• [GIVEN PASSAGE]

════════════════════

Atlanta’s housing market in April proved that March was no fluke

spring-season-real-estate-homebuying-under-contract-30-days-above-list-price

Creative Commons 3.0: Burim Syla, http://commons.wikimedia.org/wiki/File:Beautiful_spring_season.JPG

April was another universally positive month for housing in Atlanta, with home sales, sales price and even inventory all showing considerable improvement, according to the latest analysis from the Atlanta Board of Realtors (ABR).

Total home sales in April were 4,339, a 3.8 percent increase from March and an 8.6 percent increase from April 2014; meanwhile, median sales price rose 5.5 percent monthly and 12.3 percent yearly to $229,000, while average sales price rose 5.1 percent monthly and 11.5 percent yearly to $290,000.

Spring Buying Season in Full Bloom

Most encouraging of all, Atlanta’s much-beleaguered housing inventory is showing signs of life. Though still low at a 3.8-months supply (ideally, inventory should be between 6- and 7-months), April’s 14,836 units represented a 3.8 percent increase from last year, and new listings were up 6.4 percent year-over-year.

April’s strong market came on the heels of an explosive March, and ABR President Ennis Antoine emphasized the market’s momentum in his comments.

“We have seen several consecutive months with positive year-over-year gains in median and average sales prices in metro Atlanta,” he said. “Eight of the last 11 months have positive year-over-year gains in single-family home sales as well. This strongly indicates that the selling season will continue to be very active.”

Problems on Atlanta’s Fringes?

To recap: home sales, median and average prices and inventory are all increasing in Metro Atlanta, and we just reported this morning on the area’s improving foreclosure marketplace, which is far ahead of national averages in terms of inventory and delinquency rates.

════════════════════

• [APPLY WHAT YOU READ]
[1] According to the Atlanta housing article, what was the median sales price in April?
[2] Pick up the Atlanta housing article after its last sentence and keep writing it.

════════════════════

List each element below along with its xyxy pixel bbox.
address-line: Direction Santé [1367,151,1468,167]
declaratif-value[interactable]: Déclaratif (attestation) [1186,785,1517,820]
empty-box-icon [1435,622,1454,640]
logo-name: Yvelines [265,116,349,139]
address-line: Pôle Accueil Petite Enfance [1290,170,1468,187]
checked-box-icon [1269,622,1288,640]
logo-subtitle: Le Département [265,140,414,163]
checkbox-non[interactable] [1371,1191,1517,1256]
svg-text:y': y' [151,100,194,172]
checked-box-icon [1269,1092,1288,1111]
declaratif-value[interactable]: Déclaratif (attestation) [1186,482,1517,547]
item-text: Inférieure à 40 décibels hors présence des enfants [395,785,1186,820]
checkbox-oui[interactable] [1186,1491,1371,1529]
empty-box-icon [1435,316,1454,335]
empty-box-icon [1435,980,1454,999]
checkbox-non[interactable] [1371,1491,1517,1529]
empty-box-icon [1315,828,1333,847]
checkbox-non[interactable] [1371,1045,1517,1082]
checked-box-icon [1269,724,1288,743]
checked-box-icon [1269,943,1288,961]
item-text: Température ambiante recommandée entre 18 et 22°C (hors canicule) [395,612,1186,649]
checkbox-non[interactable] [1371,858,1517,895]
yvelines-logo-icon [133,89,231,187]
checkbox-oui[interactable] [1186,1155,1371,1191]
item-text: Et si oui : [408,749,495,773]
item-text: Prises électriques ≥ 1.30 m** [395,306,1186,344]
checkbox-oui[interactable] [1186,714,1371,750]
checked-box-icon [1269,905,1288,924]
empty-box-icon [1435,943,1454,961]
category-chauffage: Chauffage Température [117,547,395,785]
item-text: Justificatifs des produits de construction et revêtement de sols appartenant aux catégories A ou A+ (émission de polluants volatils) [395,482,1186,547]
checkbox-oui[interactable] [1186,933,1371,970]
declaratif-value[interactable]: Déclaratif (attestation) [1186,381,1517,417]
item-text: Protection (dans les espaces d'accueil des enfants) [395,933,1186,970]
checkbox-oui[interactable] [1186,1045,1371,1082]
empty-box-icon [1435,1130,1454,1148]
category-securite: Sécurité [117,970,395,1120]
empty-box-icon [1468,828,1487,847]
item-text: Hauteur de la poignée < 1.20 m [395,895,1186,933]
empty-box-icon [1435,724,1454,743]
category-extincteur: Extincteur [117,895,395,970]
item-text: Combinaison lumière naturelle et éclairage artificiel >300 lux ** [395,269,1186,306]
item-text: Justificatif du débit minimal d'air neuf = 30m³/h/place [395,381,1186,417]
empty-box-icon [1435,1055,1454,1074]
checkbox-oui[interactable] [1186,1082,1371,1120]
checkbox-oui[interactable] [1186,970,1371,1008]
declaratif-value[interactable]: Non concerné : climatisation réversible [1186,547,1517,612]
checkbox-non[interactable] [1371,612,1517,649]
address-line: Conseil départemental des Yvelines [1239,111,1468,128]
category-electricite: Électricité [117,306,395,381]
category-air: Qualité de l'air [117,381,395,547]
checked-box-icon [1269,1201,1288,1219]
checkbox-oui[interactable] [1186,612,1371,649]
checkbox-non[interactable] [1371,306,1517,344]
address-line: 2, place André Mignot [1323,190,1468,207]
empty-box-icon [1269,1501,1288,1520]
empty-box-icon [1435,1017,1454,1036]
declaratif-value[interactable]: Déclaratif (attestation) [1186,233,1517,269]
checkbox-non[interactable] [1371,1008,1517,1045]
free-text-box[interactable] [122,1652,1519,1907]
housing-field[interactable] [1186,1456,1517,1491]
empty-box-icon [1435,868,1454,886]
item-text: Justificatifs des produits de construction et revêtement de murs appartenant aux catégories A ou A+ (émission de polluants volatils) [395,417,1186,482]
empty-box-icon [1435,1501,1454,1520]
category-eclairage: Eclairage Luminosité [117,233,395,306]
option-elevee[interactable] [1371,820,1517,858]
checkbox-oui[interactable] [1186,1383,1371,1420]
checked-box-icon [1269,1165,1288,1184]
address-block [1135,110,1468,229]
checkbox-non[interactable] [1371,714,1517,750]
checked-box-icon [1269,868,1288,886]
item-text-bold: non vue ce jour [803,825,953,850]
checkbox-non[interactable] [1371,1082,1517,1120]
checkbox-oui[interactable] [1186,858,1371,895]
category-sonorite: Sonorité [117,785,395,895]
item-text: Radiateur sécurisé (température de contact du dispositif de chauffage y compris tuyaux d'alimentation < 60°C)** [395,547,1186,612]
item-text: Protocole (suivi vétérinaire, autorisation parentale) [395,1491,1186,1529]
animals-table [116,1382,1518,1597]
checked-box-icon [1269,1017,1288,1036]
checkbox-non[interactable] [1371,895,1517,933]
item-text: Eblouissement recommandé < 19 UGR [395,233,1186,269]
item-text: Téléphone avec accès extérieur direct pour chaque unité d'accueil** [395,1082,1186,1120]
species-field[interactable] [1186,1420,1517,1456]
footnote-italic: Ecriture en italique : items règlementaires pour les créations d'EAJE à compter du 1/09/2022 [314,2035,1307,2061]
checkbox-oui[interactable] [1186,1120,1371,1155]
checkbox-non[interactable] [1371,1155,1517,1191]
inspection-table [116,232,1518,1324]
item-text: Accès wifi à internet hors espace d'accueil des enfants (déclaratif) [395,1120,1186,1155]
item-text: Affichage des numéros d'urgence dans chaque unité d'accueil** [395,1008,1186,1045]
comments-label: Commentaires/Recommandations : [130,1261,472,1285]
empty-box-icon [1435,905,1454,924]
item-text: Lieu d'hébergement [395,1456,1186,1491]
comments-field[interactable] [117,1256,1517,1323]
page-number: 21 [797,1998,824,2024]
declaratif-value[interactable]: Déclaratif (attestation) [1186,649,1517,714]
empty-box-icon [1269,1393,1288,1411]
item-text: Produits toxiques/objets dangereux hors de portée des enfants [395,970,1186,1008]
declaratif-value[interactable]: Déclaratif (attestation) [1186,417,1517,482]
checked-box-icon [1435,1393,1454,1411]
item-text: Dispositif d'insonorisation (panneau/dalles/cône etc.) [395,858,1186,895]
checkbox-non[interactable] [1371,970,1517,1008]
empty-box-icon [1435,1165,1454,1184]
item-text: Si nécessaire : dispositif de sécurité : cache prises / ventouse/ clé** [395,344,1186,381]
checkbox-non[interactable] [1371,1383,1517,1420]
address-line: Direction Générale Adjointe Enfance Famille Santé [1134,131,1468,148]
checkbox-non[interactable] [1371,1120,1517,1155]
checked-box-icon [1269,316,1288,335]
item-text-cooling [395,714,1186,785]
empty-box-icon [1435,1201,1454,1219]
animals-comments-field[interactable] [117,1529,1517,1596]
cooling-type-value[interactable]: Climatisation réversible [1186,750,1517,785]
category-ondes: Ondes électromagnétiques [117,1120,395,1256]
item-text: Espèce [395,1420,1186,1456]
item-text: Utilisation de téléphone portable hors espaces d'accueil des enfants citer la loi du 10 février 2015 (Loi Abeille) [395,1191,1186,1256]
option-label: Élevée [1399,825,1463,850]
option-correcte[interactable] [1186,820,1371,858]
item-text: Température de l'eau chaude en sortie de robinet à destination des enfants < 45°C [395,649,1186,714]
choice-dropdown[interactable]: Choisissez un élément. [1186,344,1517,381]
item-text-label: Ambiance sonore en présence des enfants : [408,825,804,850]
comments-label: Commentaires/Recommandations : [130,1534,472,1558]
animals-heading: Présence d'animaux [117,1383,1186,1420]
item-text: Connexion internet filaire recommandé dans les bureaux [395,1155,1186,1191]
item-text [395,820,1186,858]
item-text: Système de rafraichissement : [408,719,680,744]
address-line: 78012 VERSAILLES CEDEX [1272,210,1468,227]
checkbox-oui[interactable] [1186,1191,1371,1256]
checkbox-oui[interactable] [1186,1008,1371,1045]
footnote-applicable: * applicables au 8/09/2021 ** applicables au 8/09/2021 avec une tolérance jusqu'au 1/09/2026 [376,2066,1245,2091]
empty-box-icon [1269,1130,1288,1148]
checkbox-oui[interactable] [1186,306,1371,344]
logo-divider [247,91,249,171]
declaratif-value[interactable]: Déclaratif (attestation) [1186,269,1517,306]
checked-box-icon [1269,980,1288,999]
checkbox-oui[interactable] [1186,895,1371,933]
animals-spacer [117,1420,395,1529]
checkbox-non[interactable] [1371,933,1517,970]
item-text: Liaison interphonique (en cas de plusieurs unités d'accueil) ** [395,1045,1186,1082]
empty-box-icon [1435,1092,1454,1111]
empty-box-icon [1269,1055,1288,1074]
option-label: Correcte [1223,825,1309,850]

════════════════════

• [RESPONSES PER TASK]
[1] $229,000

[2]
One stat in ABR’s report, though, gives us pause, and that is Atlanta’s double-digit price increases. Though strong home price growth is surely fueling Atlanta’s resurgent inventory – rising prices not only spur consumers to list their homes, but also lift underwater homeowners out of negative equity – it also places Atlanta’s market further out of reach for middle- and lower-income consumers, whose wages are not rising at nearly the same rate.

A recent study by RealtyTrac spotlighted the wage/home prices problem starkly: in the last two years, prices in Atlanta have risen a stunning 38.1 percent, second only to San Francisco’s 38.6 percent; meanwhile, wages have grown only 3.5 percent in that same time span, meaning that prices have risen at 11 times the rate of wages. And those inventory increases we cited earlier? Redfin analyses suggest that new listings in Atlanta have been generally unaffordable for middle-class consumers.

Atlanta, by some measurements, is already the most unequal metro area in the U.S., and long-term inequality can negatively impact local housing markets – and considering that RealtyTrac’s analysis only went through 2014, April’s home price data strongly implies that Atlanta’s market remains divided as ever.

So again, ABR’s numbers are highly encouraging, but we’ll also be closely following competing analyses of Atlanta’s market for more clues on the market’s long-term health.